── DATA IN THIS EXERCISE ──

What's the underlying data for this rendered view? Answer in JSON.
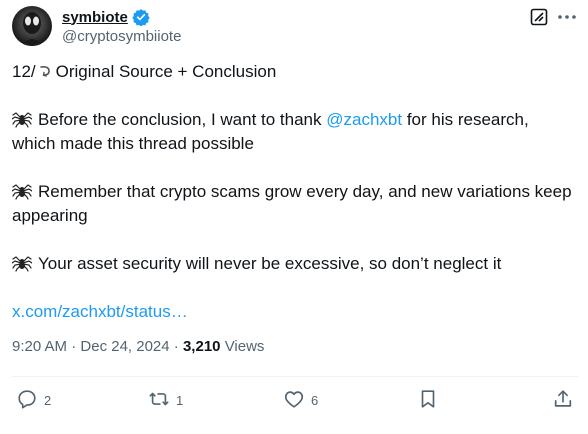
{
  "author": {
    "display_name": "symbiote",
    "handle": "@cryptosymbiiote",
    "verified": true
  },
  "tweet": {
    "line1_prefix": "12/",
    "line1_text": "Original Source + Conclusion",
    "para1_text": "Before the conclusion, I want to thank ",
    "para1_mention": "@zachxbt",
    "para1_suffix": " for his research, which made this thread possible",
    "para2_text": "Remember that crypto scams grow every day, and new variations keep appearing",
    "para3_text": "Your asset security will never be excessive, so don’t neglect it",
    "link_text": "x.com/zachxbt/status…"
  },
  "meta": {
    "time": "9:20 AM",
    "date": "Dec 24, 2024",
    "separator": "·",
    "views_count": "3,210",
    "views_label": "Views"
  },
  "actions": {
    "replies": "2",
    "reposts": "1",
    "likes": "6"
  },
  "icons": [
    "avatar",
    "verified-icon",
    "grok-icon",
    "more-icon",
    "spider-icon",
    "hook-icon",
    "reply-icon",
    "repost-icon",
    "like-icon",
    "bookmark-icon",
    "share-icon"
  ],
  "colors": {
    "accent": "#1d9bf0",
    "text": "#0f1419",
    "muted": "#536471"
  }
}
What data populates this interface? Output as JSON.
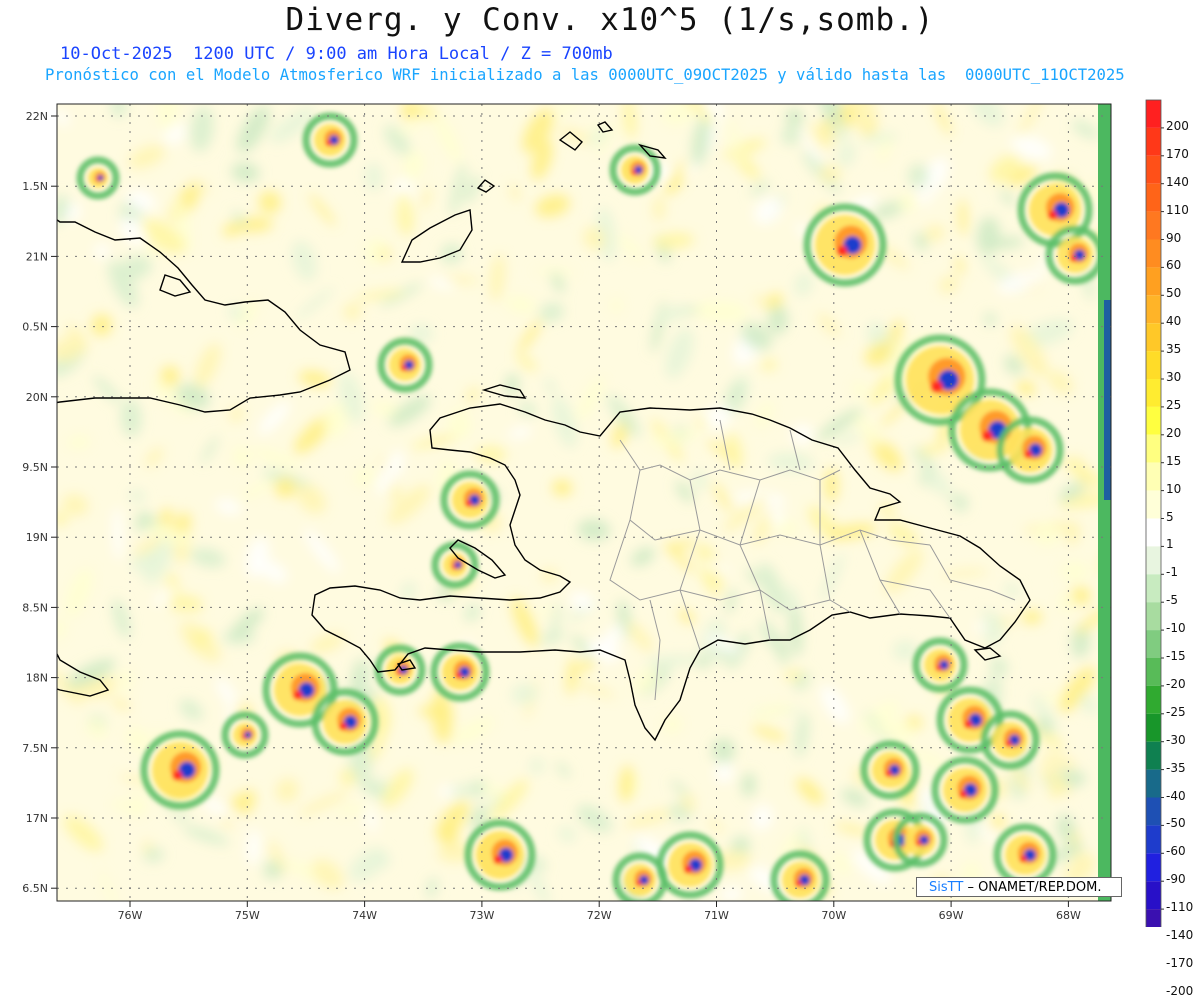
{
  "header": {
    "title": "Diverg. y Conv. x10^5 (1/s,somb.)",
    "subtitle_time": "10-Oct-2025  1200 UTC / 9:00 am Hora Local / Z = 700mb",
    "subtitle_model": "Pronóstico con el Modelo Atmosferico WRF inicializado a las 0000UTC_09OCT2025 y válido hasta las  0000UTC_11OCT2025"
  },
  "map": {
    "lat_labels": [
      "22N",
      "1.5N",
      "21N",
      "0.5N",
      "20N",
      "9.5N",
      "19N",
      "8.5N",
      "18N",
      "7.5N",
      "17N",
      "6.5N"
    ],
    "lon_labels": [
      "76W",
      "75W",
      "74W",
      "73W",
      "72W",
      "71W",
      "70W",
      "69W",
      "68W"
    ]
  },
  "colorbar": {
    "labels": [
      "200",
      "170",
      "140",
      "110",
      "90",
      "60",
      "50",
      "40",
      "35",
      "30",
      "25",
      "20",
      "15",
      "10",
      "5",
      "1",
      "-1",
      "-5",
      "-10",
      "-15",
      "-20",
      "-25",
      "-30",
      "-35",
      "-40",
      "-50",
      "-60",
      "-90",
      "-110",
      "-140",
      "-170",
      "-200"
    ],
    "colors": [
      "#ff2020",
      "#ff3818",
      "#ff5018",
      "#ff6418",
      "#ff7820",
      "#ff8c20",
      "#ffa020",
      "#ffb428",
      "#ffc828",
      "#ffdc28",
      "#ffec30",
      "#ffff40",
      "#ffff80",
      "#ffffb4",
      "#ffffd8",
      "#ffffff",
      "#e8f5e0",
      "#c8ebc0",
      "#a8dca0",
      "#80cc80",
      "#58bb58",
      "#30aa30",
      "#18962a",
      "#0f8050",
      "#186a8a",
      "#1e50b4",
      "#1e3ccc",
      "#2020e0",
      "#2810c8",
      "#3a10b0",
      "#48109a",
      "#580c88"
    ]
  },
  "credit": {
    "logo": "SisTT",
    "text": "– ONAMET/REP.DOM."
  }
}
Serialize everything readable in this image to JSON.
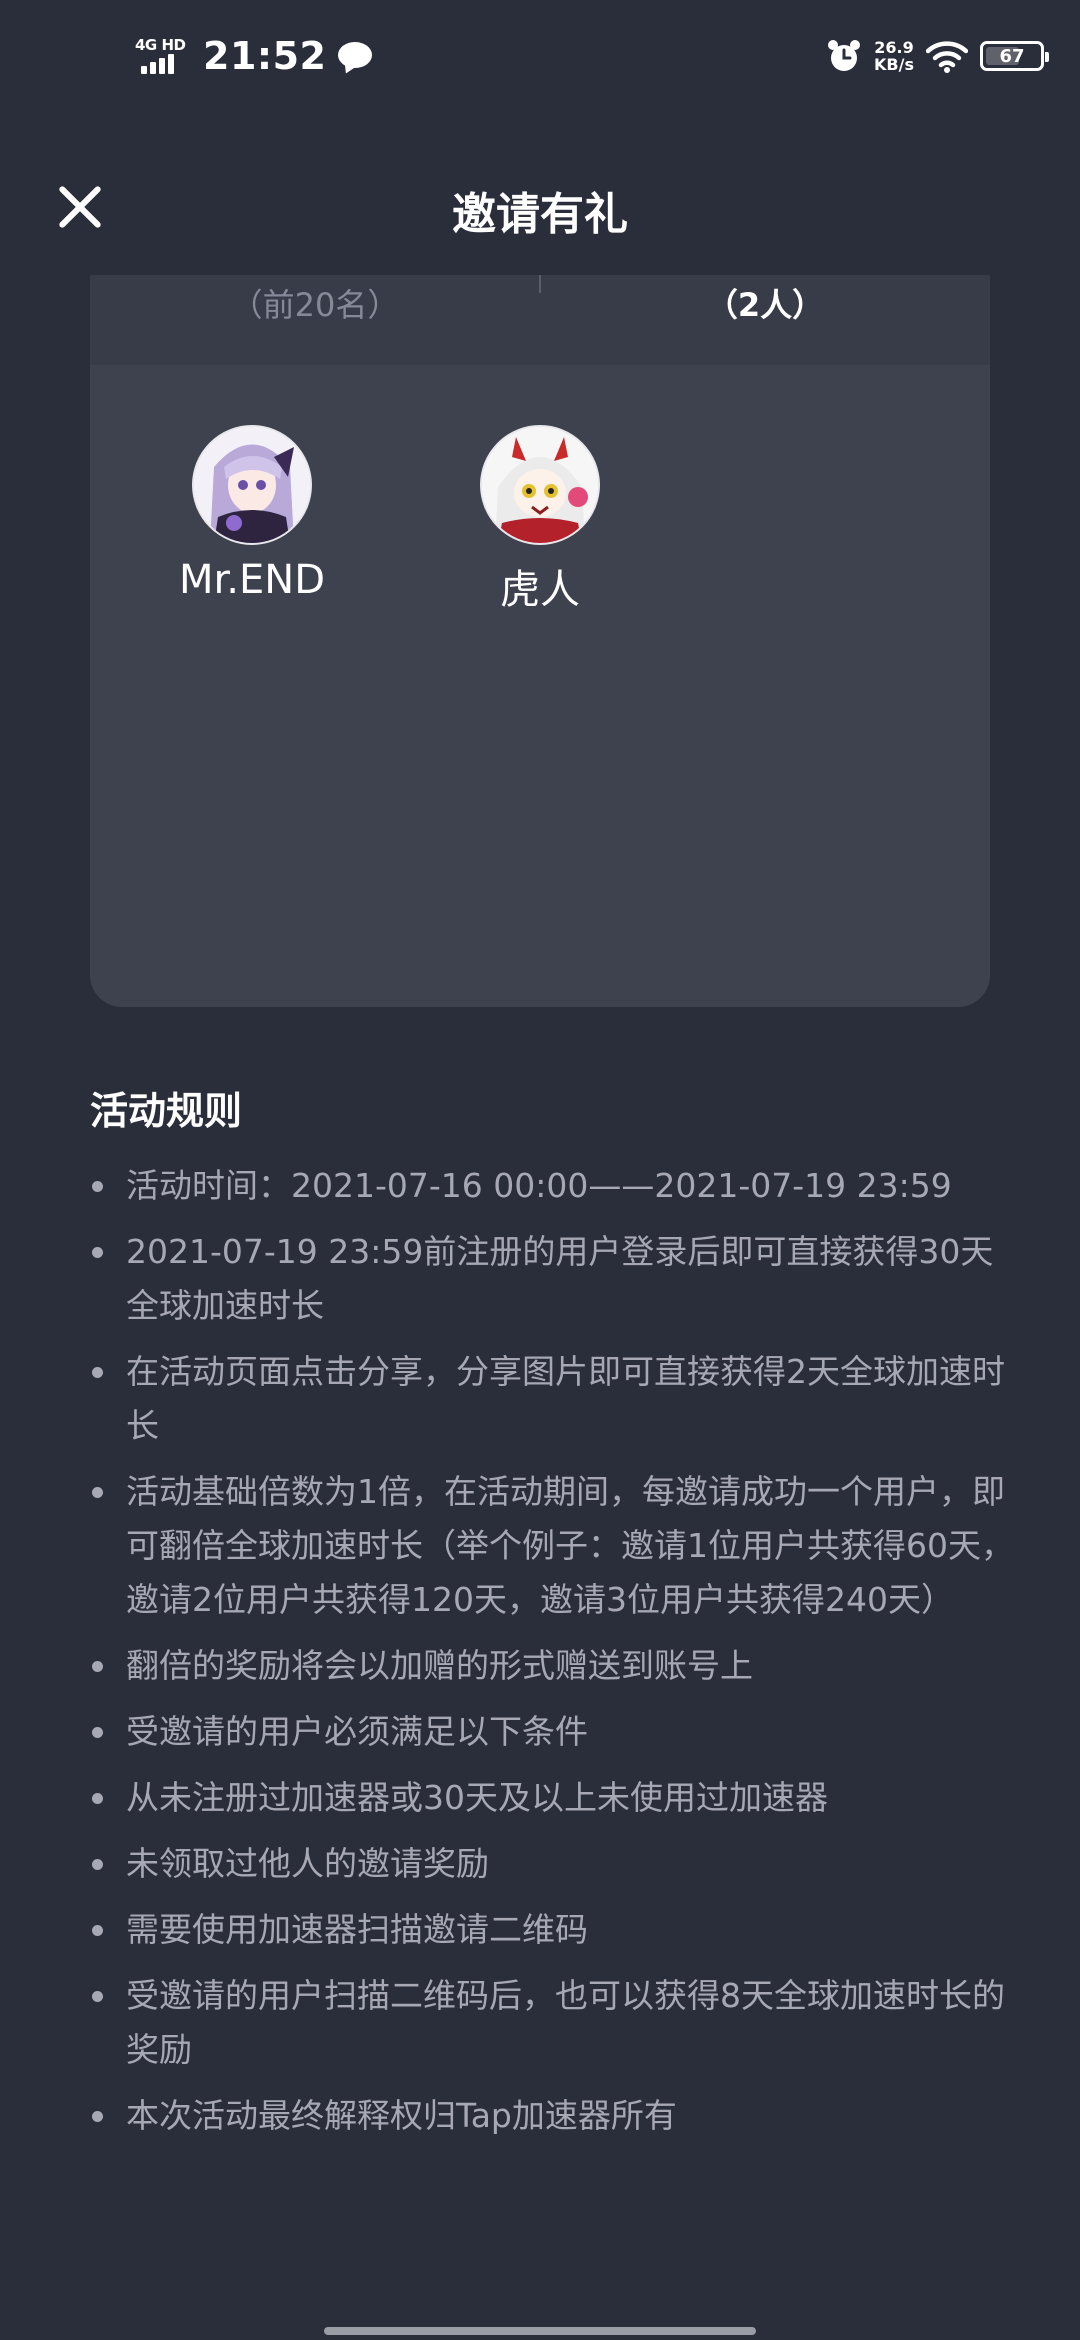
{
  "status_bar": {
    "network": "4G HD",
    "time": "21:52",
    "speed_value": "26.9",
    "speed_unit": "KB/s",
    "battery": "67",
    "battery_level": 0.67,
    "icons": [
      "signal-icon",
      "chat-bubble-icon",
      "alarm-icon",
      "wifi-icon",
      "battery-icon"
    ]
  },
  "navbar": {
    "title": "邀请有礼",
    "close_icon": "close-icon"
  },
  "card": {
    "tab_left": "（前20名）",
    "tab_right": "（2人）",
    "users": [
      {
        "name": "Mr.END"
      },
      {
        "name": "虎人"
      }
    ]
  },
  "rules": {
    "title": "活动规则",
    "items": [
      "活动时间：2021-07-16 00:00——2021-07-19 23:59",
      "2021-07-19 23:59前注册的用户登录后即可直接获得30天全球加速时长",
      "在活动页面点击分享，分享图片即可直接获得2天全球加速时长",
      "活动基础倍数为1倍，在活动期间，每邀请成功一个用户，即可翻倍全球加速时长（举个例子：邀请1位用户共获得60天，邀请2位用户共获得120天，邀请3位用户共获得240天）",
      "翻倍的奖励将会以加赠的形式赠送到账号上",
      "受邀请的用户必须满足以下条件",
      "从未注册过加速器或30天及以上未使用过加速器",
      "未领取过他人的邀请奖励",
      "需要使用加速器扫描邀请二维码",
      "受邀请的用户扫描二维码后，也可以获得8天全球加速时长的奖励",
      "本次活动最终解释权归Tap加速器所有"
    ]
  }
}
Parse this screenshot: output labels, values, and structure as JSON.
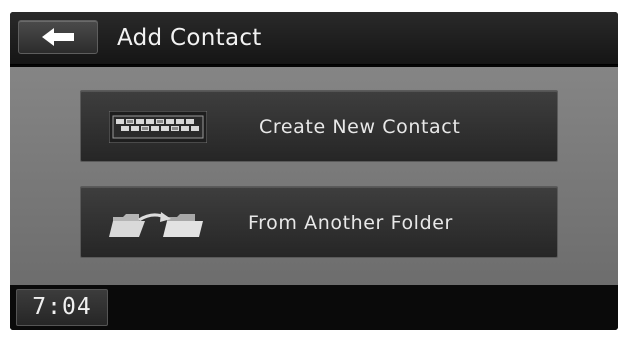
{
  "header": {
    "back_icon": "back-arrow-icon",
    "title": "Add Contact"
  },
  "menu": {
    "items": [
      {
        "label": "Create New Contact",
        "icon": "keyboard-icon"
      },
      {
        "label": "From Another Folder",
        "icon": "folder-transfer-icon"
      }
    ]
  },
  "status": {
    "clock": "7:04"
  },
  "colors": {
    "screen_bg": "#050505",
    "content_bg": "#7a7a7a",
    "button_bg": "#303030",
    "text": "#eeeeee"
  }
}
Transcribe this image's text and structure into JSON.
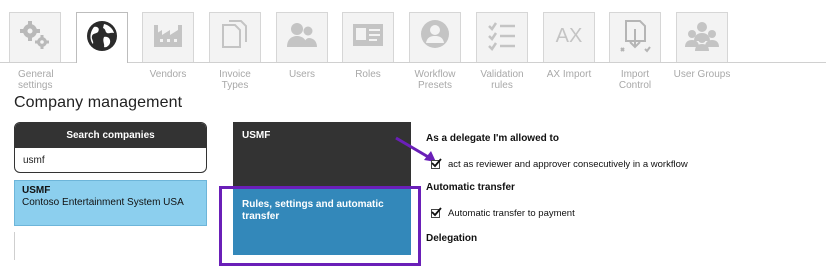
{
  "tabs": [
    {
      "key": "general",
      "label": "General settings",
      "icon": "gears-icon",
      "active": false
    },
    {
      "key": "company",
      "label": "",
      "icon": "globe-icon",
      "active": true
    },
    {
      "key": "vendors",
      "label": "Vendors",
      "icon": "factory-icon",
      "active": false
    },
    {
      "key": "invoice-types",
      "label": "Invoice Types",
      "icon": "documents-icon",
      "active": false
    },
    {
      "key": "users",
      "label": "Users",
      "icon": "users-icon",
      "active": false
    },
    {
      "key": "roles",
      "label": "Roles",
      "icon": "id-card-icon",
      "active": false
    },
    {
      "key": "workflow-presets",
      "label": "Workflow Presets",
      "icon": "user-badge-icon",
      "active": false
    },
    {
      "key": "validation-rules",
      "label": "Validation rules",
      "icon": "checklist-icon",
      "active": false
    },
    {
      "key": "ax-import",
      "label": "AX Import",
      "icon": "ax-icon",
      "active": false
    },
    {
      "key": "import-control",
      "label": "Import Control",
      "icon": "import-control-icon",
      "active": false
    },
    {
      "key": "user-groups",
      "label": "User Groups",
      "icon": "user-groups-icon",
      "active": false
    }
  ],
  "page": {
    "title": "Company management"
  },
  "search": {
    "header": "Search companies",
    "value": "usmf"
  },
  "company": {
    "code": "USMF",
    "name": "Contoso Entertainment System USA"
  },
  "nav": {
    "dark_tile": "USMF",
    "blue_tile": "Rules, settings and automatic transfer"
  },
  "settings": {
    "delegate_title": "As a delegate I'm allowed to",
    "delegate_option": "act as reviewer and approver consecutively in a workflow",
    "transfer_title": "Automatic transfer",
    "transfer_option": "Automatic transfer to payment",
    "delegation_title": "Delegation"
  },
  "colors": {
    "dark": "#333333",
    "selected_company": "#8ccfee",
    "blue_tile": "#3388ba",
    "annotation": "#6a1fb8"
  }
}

───

From the material above, reproduce everything verbatim except the pictures.

# EXERCISE SOLUTION
What's the underlying data for this rendered view? Answer in JSON.
{
  "author": {
    "display_name": "symbiote",
    "handle": "@cryptosymbiiote",
    "verified": true
  },
  "tweet": {
    "line1_prefix": "12/",
    "line1_text": "Original Source + Conclusion",
    "para1_text": "Before the conclusion, I want to thank ",
    "para1_mention": "@zachxbt",
    "para1_suffix": " for his research, which made this thread possible",
    "para2_text": "Remember that crypto scams grow every day, and new variations keep appearing",
    "para3_text": "Your asset security will never be excessive, so don’t neglect it",
    "link_text": "x.com/zachxbt/status…"
  },
  "meta": {
    "time": "9:20 AM",
    "date": "Dec 24, 2024",
    "separator": "·",
    "views_count": "3,210",
    "views_label": "Views"
  },
  "actions": {
    "replies": "2",
    "reposts": "1",
    "likes": "6"
  },
  "icons": [
    "avatar",
    "verified-icon",
    "grok-icon",
    "more-icon",
    "spider-icon",
    "hook-icon",
    "reply-icon",
    "repost-icon",
    "like-icon",
    "bookmark-icon",
    "share-icon"
  ],
  "colors": {
    "accent": "#1d9bf0",
    "text": "#0f1419",
    "muted": "#536471"
  }
}
What data populates this interface? Output as JSON.
{
  "header": {
    "title": "Diverg. y Conv. x10^5 (1/s,somb.)",
    "subtitle_time": "10-Oct-2025  1200 UTC / 9:00 am Hora Local / Z = 700mb",
    "subtitle_model": "Pronóstico con el Modelo Atmosferico WRF inicializado a las 0000UTC_09OCT2025 y válido hasta las  0000UTC_11OCT2025"
  },
  "map": {
    "lat_labels": [
      "22N",
      "1.5N",
      "21N",
      "0.5N",
      "20N",
      "9.5N",
      "19N",
      "8.5N",
      "18N",
      "7.5N",
      "17N",
      "6.5N"
    ],
    "lon_labels": [
      "76W",
      "75W",
      "74W",
      "73W",
      "72W",
      "71W",
      "70W",
      "69W",
      "68W"
    ]
  },
  "colorbar": {
    "labels": [
      "200",
      "170",
      "140",
      "110",
      "90",
      "60",
      "50",
      "40",
      "35",
      "30",
      "25",
      "20",
      "15",
      "10",
      "5",
      "1",
      "-1",
      "-5",
      "-10",
      "-15",
      "-20",
      "-25",
      "-30",
      "-35",
      "-40",
      "-50",
      "-60",
      "-90",
      "-110",
      "-140",
      "-170",
      "-200"
    ],
    "colors": [
      "#ff2020",
      "#ff3818",
      "#ff5018",
      "#ff6418",
      "#ff7820",
      "#ff8c20",
      "#ffa020",
      "#ffb428",
      "#ffc828",
      "#ffdc28",
      "#ffec30",
      "#ffff40",
      "#ffff80",
      "#ffffb4",
      "#ffffd8",
      "#ffffff",
      "#e8f5e0",
      "#c8ebc0",
      "#a8dca0",
      "#80cc80",
      "#58bb58",
      "#30aa30",
      "#18962a",
      "#0f8050",
      "#186a8a",
      "#1e50b4",
      "#1e3ccc",
      "#2020e0",
      "#2810c8",
      "#3a10b0",
      "#48109a",
      "#580c88"
    ]
  },
  "credit": {
    "logo": "SisTT",
    "text": "– ONAMET/REP.DOM."
  }
}
Serialize everything readable in this image to JSON.
{
  "status_bar": {
    "network": "4G HD",
    "time": "21:52",
    "speed_value": "26.9",
    "speed_unit": "KB/s",
    "battery": "67",
    "battery_level": 0.67,
    "icons": [
      "signal-icon",
      "chat-bubble-icon",
      "alarm-icon",
      "wifi-icon",
      "battery-icon"
    ]
  },
  "navbar": {
    "title": "邀请有礼",
    "close_icon": "close-icon"
  },
  "card": {
    "tab_left": "（前20名）",
    "tab_right": "（2人）",
    "users": [
      {
        "name": "Mr.END"
      },
      {
        "name": "虎人"
      }
    ]
  },
  "rules": {
    "title": "活动规则",
    "items": [
      "活动时间：2021-07-16 00:00——2021-07-19 23:59",
      "2021-07-19 23:59前注册的用户登录后即可直接获得30天全球加速时长",
      "在活动页面点击分享，分享图片即可直接获得2天全球加速时长",
      "活动基础倍数为1倍，在活动期间，每邀请成功一个用户，即可翻倍全球加速时长（举个例子：邀请1位用户共获得60天，邀请2位用户共获得120天，邀请3位用户共获得240天）",
      "翻倍的奖励将会以加赠的形式赠送到账号上",
      "受邀请的用户必须满足以下条件",
      "从未注册过加速器或30天及以上未使用过加速器",
      "未领取过他人的邀请奖励",
      "需要使用加速器扫描邀请二维码",
      "受邀请的用户扫描二维码后，也可以获得8天全球加速时长的奖励",
      "本次活动最终解释权归Tap加速器所有"
    ]
  }
}
Parse this screenshot: output labels, values, and structure as JSON.
{
  "header": {
    "back_icon": "back-arrow-icon",
    "title": "Add Contact"
  },
  "menu": {
    "items": [
      {
        "label": "Create New Contact",
        "icon": "keyboard-icon"
      },
      {
        "label": "From Another Folder",
        "icon": "folder-transfer-icon"
      }
    ]
  },
  "status": {
    "clock": "7:04"
  },
  "colors": {
    "screen_bg": "#050505",
    "content_bg": "#7a7a7a",
    "button_bg": "#303030",
    "text": "#eeeeee"
  }
}
Transcribe this image's text and structure into JSON.
{
  "tabs": [
    {
      "key": "general",
      "label": "General settings",
      "icon": "gears-icon",
      "active": false
    },
    {
      "key": "company",
      "label": "",
      "icon": "globe-icon",
      "active": true
    },
    {
      "key": "vendors",
      "label": "Vendors",
      "icon": "factory-icon",
      "active": false
    },
    {
      "key": "invoice-types",
      "label": "Invoice Types",
      "icon": "documents-icon",
      "active": false
    },
    {
      "key": "users",
      "label": "Users",
      "icon": "users-icon",
      "active": false
    },
    {
      "key": "roles",
      "label": "Roles",
      "icon": "id-card-icon",
      "active": false
    },
    {
      "key": "workflow-presets",
      "label": "Workflow Presets",
      "icon": "user-badge-icon",
      "active": false
    },
    {
      "key": "validation-rules",
      "label": "Validation rules",
      "icon": "checklist-icon",
      "active": false
    },
    {
      "key": "ax-import",
      "label": "AX Import",
      "icon": "ax-icon",
      "active": false
    },
    {
      "key": "import-control",
      "label": "Import Control",
      "icon": "import-control-icon",
      "active": false
    },
    {
      "key": "user-groups",
      "label": "User Groups",
      "icon": "user-groups-icon",
      "active": false
    }
  ],
  "page": {
    "title": "Company management"
  },
  "search": {
    "header": "Search companies",
    "value": "usmf"
  },
  "company": {
    "code": "USMF",
    "name": "Contoso Entertainment System USA"
  },
  "nav": {
    "dark_tile": "USMF",
    "blue_tile": "Rules, settings and automatic transfer"
  },
  "settings": {
    "delegate_title": "As a delegate I'm allowed to",
    "delegate_option": "act as reviewer and approver consecutively in a workflow",
    "transfer_title": "Automatic transfer",
    "transfer_option": "Automatic transfer to payment",
    "delegation_title": "Delegation"
  },
  "colors": {
    "dark": "#333333",
    "selected_company": "#8ccfee",
    "blue_tile": "#3388ba",
    "annotation": "#6a1fb8"
  }
}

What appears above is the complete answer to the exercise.